:: EXCERPTED RECORDS

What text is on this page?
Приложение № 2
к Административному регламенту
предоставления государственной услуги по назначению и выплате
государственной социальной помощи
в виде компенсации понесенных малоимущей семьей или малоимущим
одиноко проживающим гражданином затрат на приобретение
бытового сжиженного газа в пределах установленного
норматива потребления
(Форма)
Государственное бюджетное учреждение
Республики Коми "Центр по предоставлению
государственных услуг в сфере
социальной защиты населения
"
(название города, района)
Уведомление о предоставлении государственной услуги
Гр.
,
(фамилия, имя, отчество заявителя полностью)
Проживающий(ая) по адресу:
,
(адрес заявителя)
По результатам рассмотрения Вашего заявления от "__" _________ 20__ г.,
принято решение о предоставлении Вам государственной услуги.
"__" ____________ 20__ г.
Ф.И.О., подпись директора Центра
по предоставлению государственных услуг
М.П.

::::

● **TASK REQUIREMENTS**
Show all lines above holding "услуги".

● **COMPLETE ANSWER**
предоставления государственной услуги по назначению и выплате
Уведомление о предоставлении государственной услуги
принято решение о предоставлении Вам государственной услуги.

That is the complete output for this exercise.